(begin)
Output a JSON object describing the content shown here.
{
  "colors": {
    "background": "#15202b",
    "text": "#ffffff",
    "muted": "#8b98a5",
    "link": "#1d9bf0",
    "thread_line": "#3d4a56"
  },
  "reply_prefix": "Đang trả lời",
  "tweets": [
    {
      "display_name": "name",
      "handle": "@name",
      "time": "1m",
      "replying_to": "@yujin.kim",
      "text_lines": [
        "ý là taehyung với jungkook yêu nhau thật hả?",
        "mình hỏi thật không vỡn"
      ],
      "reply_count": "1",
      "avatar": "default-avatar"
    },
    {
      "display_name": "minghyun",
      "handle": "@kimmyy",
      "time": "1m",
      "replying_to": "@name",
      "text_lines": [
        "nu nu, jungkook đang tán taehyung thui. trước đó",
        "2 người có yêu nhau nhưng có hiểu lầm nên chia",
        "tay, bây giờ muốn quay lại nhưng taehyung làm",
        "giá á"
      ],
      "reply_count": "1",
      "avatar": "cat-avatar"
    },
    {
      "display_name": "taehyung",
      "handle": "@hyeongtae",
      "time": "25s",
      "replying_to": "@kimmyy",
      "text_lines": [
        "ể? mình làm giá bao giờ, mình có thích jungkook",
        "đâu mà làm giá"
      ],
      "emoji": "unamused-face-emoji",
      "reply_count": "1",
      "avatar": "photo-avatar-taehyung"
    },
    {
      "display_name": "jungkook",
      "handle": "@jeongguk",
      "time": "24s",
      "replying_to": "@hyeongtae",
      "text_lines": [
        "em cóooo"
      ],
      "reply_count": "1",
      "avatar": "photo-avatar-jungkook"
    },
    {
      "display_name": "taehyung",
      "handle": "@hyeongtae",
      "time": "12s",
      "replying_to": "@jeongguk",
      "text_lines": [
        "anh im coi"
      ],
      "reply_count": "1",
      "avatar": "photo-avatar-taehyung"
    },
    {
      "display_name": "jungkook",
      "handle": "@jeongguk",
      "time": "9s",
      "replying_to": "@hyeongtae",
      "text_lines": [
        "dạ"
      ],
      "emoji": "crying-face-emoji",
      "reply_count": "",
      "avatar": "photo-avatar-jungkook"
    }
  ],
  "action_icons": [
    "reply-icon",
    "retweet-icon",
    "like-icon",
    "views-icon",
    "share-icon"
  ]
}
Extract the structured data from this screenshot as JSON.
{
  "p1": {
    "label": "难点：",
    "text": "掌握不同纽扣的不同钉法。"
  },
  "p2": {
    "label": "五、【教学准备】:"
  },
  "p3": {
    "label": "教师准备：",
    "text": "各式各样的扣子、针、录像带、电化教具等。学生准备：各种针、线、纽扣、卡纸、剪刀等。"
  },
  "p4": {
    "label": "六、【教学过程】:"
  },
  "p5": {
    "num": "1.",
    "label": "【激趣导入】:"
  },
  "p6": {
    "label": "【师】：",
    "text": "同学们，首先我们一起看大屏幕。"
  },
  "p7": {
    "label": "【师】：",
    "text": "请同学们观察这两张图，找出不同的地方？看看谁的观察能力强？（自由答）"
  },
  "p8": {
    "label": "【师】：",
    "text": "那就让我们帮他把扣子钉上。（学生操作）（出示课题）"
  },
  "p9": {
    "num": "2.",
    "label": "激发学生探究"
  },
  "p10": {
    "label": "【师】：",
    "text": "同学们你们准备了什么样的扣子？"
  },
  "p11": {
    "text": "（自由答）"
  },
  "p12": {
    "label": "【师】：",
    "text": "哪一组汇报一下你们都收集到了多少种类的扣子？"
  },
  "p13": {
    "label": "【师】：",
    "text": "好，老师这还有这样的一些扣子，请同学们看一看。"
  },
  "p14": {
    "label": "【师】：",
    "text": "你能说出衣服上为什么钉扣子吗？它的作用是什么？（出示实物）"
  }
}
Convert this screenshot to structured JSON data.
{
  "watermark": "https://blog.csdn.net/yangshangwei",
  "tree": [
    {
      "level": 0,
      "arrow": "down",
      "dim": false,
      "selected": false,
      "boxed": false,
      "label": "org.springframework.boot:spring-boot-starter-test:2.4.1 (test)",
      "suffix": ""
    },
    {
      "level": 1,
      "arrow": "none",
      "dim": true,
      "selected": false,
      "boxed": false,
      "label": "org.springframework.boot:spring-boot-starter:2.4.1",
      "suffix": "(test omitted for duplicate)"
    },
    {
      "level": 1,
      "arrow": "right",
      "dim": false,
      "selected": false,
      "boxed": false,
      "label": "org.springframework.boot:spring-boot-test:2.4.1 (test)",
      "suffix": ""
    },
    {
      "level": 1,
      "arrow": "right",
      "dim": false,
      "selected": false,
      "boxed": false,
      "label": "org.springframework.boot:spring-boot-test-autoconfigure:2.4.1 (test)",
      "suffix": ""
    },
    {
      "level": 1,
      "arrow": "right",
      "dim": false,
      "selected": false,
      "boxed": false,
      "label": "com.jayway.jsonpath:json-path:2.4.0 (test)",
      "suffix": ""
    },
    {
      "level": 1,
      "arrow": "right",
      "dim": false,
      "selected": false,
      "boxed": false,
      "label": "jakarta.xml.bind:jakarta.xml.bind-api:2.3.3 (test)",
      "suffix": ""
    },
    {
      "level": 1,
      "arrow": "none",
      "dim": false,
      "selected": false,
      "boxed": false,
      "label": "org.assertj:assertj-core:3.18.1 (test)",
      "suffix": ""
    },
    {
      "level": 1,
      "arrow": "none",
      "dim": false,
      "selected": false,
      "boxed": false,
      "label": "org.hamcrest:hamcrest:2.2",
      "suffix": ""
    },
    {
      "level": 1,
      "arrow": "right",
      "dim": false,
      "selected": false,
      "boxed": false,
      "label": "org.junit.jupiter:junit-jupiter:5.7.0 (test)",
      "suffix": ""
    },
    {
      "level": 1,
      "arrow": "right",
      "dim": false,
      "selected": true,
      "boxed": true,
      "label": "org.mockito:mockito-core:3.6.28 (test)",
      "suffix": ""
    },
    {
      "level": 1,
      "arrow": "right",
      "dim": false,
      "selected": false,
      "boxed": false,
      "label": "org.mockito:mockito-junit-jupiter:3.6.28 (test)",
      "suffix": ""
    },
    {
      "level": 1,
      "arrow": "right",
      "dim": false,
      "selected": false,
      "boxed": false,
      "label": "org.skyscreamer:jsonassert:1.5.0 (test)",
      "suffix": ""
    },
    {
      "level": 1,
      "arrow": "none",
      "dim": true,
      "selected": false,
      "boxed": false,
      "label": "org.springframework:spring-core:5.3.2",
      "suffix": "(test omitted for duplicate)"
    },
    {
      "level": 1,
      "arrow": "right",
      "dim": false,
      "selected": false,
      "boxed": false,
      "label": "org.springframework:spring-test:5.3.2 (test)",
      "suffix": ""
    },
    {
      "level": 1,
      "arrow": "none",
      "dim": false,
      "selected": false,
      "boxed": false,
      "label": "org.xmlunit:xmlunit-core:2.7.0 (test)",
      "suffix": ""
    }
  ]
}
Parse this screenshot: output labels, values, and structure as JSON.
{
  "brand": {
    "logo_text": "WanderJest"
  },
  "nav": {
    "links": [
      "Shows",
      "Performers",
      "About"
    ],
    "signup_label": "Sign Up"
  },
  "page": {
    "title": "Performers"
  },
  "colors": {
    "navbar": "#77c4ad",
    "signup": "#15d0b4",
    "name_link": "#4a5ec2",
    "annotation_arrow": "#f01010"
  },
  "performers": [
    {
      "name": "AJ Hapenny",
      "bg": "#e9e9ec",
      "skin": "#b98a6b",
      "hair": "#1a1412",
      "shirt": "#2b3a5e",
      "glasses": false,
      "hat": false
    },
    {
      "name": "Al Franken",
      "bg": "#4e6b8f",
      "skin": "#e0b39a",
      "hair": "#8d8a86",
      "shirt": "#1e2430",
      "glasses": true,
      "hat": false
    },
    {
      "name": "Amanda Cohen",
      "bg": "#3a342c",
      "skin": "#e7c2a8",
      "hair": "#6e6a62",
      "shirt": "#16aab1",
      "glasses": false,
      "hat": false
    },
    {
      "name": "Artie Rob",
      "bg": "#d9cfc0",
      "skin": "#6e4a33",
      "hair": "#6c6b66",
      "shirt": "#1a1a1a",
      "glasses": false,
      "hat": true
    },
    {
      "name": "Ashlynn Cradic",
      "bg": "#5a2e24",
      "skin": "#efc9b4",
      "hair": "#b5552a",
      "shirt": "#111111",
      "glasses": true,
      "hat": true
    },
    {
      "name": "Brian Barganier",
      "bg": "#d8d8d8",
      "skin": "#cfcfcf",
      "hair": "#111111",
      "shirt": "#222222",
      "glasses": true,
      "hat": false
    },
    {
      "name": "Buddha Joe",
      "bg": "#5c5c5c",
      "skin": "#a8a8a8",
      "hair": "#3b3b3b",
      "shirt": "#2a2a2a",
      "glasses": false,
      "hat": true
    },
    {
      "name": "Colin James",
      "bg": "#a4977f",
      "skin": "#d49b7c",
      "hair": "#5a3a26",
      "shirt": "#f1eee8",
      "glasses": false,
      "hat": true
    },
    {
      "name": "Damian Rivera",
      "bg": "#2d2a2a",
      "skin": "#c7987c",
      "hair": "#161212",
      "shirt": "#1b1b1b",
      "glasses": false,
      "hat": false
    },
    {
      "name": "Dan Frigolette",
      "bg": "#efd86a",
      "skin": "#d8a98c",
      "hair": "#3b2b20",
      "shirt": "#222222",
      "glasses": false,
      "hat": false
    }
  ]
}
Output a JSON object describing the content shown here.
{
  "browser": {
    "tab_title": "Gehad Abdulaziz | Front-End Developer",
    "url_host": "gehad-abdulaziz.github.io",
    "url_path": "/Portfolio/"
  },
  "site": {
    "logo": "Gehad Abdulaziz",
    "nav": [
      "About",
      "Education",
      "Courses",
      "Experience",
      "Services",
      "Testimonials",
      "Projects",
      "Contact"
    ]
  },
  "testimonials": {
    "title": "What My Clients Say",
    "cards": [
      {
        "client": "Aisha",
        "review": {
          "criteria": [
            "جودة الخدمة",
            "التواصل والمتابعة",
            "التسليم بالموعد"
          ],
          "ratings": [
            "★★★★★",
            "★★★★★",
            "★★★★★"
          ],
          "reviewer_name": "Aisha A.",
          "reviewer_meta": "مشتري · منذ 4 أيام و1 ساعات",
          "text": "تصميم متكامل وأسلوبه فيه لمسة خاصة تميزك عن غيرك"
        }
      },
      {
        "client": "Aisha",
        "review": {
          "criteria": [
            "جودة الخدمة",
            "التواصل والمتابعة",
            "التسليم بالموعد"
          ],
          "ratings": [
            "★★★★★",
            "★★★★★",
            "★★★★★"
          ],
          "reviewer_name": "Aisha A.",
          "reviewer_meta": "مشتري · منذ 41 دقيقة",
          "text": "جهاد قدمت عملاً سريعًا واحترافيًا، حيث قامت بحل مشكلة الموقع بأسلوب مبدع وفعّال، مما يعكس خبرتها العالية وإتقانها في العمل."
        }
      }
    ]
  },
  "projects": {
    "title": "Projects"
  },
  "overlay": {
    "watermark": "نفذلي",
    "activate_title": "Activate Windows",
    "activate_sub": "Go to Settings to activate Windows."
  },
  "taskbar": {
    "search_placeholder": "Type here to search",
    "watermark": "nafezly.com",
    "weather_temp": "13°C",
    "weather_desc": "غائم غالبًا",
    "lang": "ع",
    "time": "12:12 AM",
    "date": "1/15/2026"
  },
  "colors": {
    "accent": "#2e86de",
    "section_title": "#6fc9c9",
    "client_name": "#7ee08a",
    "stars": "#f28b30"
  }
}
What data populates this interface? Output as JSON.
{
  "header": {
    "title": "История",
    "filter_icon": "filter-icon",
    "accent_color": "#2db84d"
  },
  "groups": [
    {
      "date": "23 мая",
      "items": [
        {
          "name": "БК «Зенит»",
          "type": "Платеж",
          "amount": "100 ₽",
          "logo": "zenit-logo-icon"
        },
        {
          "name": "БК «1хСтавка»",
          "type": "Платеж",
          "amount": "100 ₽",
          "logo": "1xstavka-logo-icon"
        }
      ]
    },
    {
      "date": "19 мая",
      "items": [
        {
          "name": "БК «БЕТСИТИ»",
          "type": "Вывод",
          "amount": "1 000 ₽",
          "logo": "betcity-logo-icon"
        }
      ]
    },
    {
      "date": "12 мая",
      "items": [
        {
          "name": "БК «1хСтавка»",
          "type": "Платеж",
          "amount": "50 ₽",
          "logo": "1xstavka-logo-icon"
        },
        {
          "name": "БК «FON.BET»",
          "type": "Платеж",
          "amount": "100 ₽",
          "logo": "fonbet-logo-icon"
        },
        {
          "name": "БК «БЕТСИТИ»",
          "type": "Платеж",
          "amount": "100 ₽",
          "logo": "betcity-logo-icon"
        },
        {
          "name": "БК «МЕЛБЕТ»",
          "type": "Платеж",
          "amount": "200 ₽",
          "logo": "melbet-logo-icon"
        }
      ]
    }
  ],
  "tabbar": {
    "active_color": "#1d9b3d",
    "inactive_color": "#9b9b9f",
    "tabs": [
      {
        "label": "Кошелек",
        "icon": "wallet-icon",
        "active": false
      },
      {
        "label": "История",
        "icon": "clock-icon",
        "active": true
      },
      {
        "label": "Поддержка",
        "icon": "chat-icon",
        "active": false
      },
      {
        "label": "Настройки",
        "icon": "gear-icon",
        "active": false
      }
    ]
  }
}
(end)
▶ Aim of the exercise
Isolate each line of the listing above that includes "data". Copy it.

▶ Correct answer
Extract the structured data from this screenshot as JSON.
Convert this screenshot to structured JSON data.
What data populates this interface? Output as JSON.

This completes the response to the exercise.